**Given instruction**
The records below are to be copied word for word, with every picture left out.

•••

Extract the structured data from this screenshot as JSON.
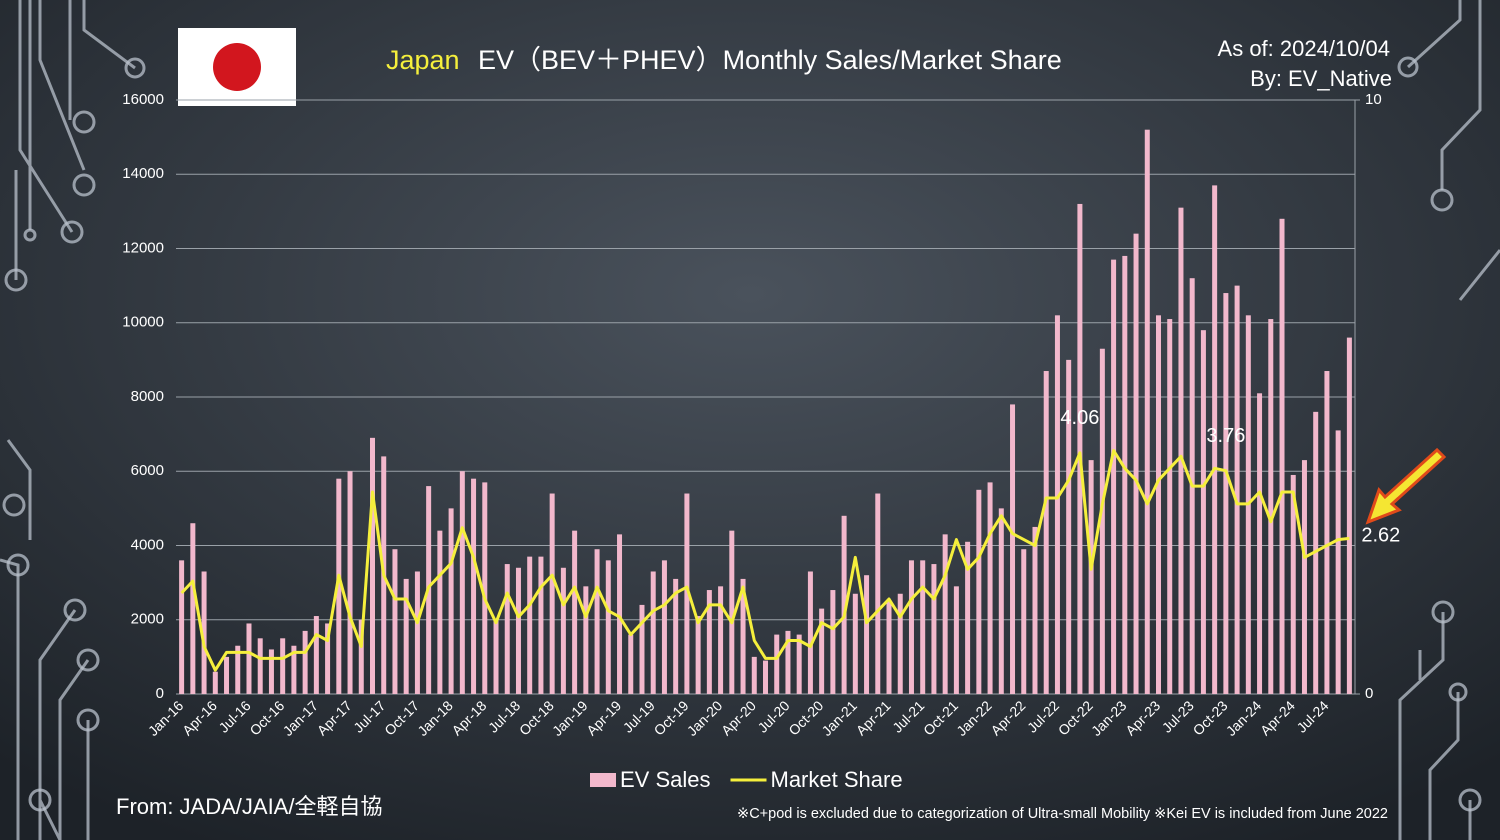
{
  "chart_data": {
    "type": "bar-line",
    "title_highlight": "Japan",
    "title": "EV（BEV＋PHEV）Monthly Sales/Market Share",
    "as_of": "As of: 2024/10/04",
    "by": "By: EV_Native",
    "source": "From: JADA/JAIA/全軽自協",
    "footnote": "※C+pod is excluded due to categorization of Ultra-small Mobility ※Kei EV is included from June 2022",
    "categories": [
      "Jan-16",
      null,
      null,
      "Apr-16",
      null,
      null,
      "Jul-16",
      null,
      null,
      "Oct-16",
      null,
      null,
      "Jan-17",
      null,
      null,
      "Apr-17",
      null,
      null,
      "Jul-17",
      null,
      null,
      "Oct-17",
      null,
      null,
      "Jan-18",
      null,
      null,
      "Apr-18",
      null,
      null,
      "Jul-18",
      null,
      null,
      "Oct-18",
      null,
      null,
      "Jan-19",
      null,
      null,
      "Apr-19",
      null,
      null,
      "Jul-19",
      null,
      null,
      "Oct-19",
      null,
      null,
      "Jan-20",
      null,
      null,
      "Apr-20",
      null,
      null,
      "Jul-20",
      null,
      null,
      "Oct-20",
      null,
      null,
      "Jan-21",
      null,
      null,
      "Apr-21",
      null,
      null,
      "Jul-21",
      null,
      null,
      "Oct-21",
      null,
      null,
      "Jan-22",
      null,
      null,
      "Apr-22",
      null,
      null,
      "Jul-22",
      null,
      null,
      "Oct-22",
      null,
      null,
      "Jan-23",
      null,
      null,
      "Apr-23",
      null,
      null,
      "Jul-23",
      null,
      null,
      "Oct-23",
      null,
      null,
      "Jan-24",
      null,
      null,
      "Apr-24",
      null,
      null,
      "Jul-24",
      null,
      null
    ],
    "series": [
      {
        "name": "EV Sales",
        "color": "#f2b8cc",
        "type": "bar",
        "values": [
          3600,
          4600,
          3300,
          600,
          1000,
          1300,
          1900,
          1500,
          1200,
          1500,
          1300,
          1700,
          2100,
          1900,
          5800,
          6000,
          2000,
          6900,
          6400,
          3900,
          3100,
          3300,
          5600,
          4400,
          5000,
          6000,
          5800,
          5700,
          2000,
          3500,
          3400,
          3700,
          3700,
          5400,
          3400,
          4400,
          2900,
          3900,
          3600,
          4300,
          1600,
          2400,
          3300,
          3600,
          3100,
          5400,
          2100,
          2800,
          2900,
          4400,
          3100,
          1000,
          900,
          1600,
          1700,
          1600,
          3300,
          2300,
          2800,
          4800,
          2700,
          3200,
          5400,
          2500,
          2700,
          3600,
          3600,
          3500,
          4300,
          2900,
          4100,
          5500,
          5700,
          5000,
          7800,
          3900,
          4500,
          8700,
          10200,
          9000,
          13200,
          6300,
          9300,
          11700,
          11800,
          12400,
          15200,
          10200,
          10100,
          13100,
          11200,
          9800,
          13700,
          10800,
          11000,
          10200,
          8100,
          10100,
          12800,
          5900,
          6300,
          7600,
          8700,
          7100,
          9600
        ]
      },
      {
        "name": "Market Share",
        "color": "#f5ef3c",
        "type": "line",
        "axis": "y2",
        "values": [
          1.7,
          1.9,
          0.8,
          0.4,
          0.7,
          0.7,
          0.7,
          0.6,
          0.6,
          0.6,
          0.7,
          0.7,
          1.0,
          0.9,
          2.0,
          1.3,
          0.8,
          3.4,
          2.0,
          1.6,
          1.6,
          1.2,
          1.8,
          2.0,
          2.2,
          2.8,
          2.3,
          1.6,
          1.2,
          1.7,
          1.3,
          1.5,
          1.8,
          2.0,
          1.5,
          1.8,
          1.3,
          1.8,
          1.4,
          1.3,
          1.0,
          1.2,
          1.4,
          1.5,
          1.7,
          1.8,
          1.2,
          1.5,
          1.5,
          1.2,
          1.8,
          0.9,
          0.6,
          0.6,
          0.9,
          0.9,
          0.8,
          1.2,
          1.1,
          1.3,
          2.3,
          1.2,
          1.4,
          1.6,
          1.3,
          1.6,
          1.8,
          1.6,
          2.0,
          2.6,
          2.1,
          2.3,
          2.7,
          3.0,
          2.7,
          2.6,
          2.5,
          3.3,
          3.3,
          3.6,
          4.06,
          2.1,
          3.2,
          4.1,
          3.8,
          3.6,
          3.2,
          3.6,
          3.8,
          4.0,
          3.5,
          3.5,
          3.8,
          3.76,
          3.2,
          3.2,
          3.4,
          2.9,
          3.4,
          3.4,
          2.3,
          2.4,
          2.5,
          2.6,
          2.62
        ]
      }
    ],
    "data_labels": [
      80,
      93,
      104
    ],
    "ylim": [
      0,
      16000
    ],
    "yticks": [
      0,
      2000,
      4000,
      6000,
      8000,
      10000,
      12000,
      14000,
      16000
    ],
    "y2lim": [
      0,
      10
    ],
    "y2ticks": [
      0,
      10
    ],
    "grid": true
  }
}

•••

**Task response**
Extract the structured data from this screenshot as JSON.
{
  "chart_data": {
    "type": "bar-line",
    "title_highlight": "Japan",
    "title": "EV（BEV＋PHEV）Monthly Sales/Market Share",
    "as_of": "As of: 2024/10/04",
    "by": "By: EV_Native",
    "source": "From: JADA/JAIA/全軽自協",
    "footnote": "※C+pod is excluded due to categorization of Ultra-small Mobility ※Kei EV is included from June 2022",
    "categories": [
      "Jan-16",
      null,
      null,
      "Apr-16",
      null,
      null,
      "Jul-16",
      null,
      null,
      "Oct-16",
      null,
      null,
      "Jan-17",
      null,
      null,
      "Apr-17",
      null,
      null,
      "Jul-17",
      null,
      null,
      "Oct-17",
      null,
      null,
      "Jan-18",
      null,
      null,
      "Apr-18",
      null,
      null,
      "Jul-18",
      null,
      null,
      "Oct-18",
      null,
      null,
      "Jan-19",
      null,
      null,
      "Apr-19",
      null,
      null,
      "Jul-19",
      null,
      null,
      "Oct-19",
      null,
      null,
      "Jan-20",
      null,
      null,
      "Apr-20",
      null,
      null,
      "Jul-20",
      null,
      null,
      "Oct-20",
      null,
      null,
      "Jan-21",
      null,
      null,
      "Apr-21",
      null,
      null,
      "Jul-21",
      null,
      null,
      "Oct-21",
      null,
      null,
      "Jan-22",
      null,
      null,
      "Apr-22",
      null,
      null,
      "Jul-22",
      null,
      null,
      "Oct-22",
      null,
      null,
      "Jan-23",
      null,
      null,
      "Apr-23",
      null,
      null,
      "Jul-23",
      null,
      null,
      "Oct-23",
      null,
      null,
      "Jan-24",
      null,
      null,
      "Apr-24",
      null,
      null,
      "Jul-24",
      null,
      null
    ],
    "series": [
      {
        "name": "EV Sales",
        "color": "#f2b8cc",
        "type": "bar",
        "values": [
          3600,
          4600,
          3300,
          600,
          1000,
          1300,
          1900,
          1500,
          1200,
          1500,
          1300,
          1700,
          2100,
          1900,
          5800,
          6000,
          2000,
          6900,
          6400,
          3900,
          3100,
          3300,
          5600,
          4400,
          5000,
          6000,
          5800,
          5700,
          2000,
          3500,
          3400,
          3700,
          3700,
          5400,
          3400,
          4400,
          2900,
          3900,
          3600,
          4300,
          1600,
          2400,
          3300,
          3600,
          3100,
          5400,
          2100,
          2800,
          2900,
          4400,
          3100,
          1000,
          900,
          1600,
          1700,
          1600,
          3300,
          2300,
          2800,
          4800,
          2700,
          3200,
          5400,
          2500,
          2700,
          3600,
          3600,
          3500,
          4300,
          2900,
          4100,
          5500,
          5700,
          5000,
          7800,
          3900,
          4500,
          8700,
          10200,
          9000,
          13200,
          6300,
          9300,
          11700,
          11800,
          12400,
          15200,
          10200,
          10100,
          13100,
          11200,
          9800,
          13700,
          10800,
          11000,
          10200,
          8100,
          10100,
          12800,
          5900,
          6300,
          7600,
          8700,
          7100,
          9600
        ]
      },
      {
        "name": "Market Share",
        "color": "#f5ef3c",
        "type": "line",
        "axis": "y2",
        "values": [
          1.7,
          1.9,
          0.8,
          0.4,
          0.7,
          0.7,
          0.7,
          0.6,
          0.6,
          0.6,
          0.7,
          0.7,
          1.0,
          0.9,
          2.0,
          1.3,
          0.8,
          3.4,
          2.0,
          1.6,
          1.6,
          1.2,
          1.8,
          2.0,
          2.2,
          2.8,
          2.3,
          1.6,
          1.2,
          1.7,
          1.3,
          1.5,
          1.8,
          2.0,
          1.5,
          1.8,
          1.3,
          1.8,
          1.4,
          1.3,
          1.0,
          1.2,
          1.4,
          1.5,
          1.7,
          1.8,
          1.2,
          1.5,
          1.5,
          1.2,
          1.8,
          0.9,
          0.6,
          0.6,
          0.9,
          0.9,
          0.8,
          1.2,
          1.1,
          1.3,
          2.3,
          1.2,
          1.4,
          1.6,
          1.3,
          1.6,
          1.8,
          1.6,
          2.0,
          2.6,
          2.1,
          2.3,
          2.7,
          3.0,
          2.7,
          2.6,
          2.5,
          3.3,
          3.3,
          3.6,
          4.06,
          2.1,
          3.2,
          4.1,
          3.8,
          3.6,
          3.2,
          3.6,
          3.8,
          4.0,
          3.5,
          3.5,
          3.8,
          3.76,
          3.2,
          3.2,
          3.4,
          2.9,
          3.4,
          3.4,
          2.3,
          2.4,
          2.5,
          2.6,
          2.62
        ]
      }
    ],
    "data_labels": [
      80,
      93,
      104
    ],
    "ylim": [
      0,
      16000
    ],
    "yticks": [
      0,
      2000,
      4000,
      6000,
      8000,
      10000,
      12000,
      14000,
      16000
    ],
    "y2lim": [
      0,
      10
    ],
    "y2ticks": [
      0,
      10
    ],
    "grid": true
  }
}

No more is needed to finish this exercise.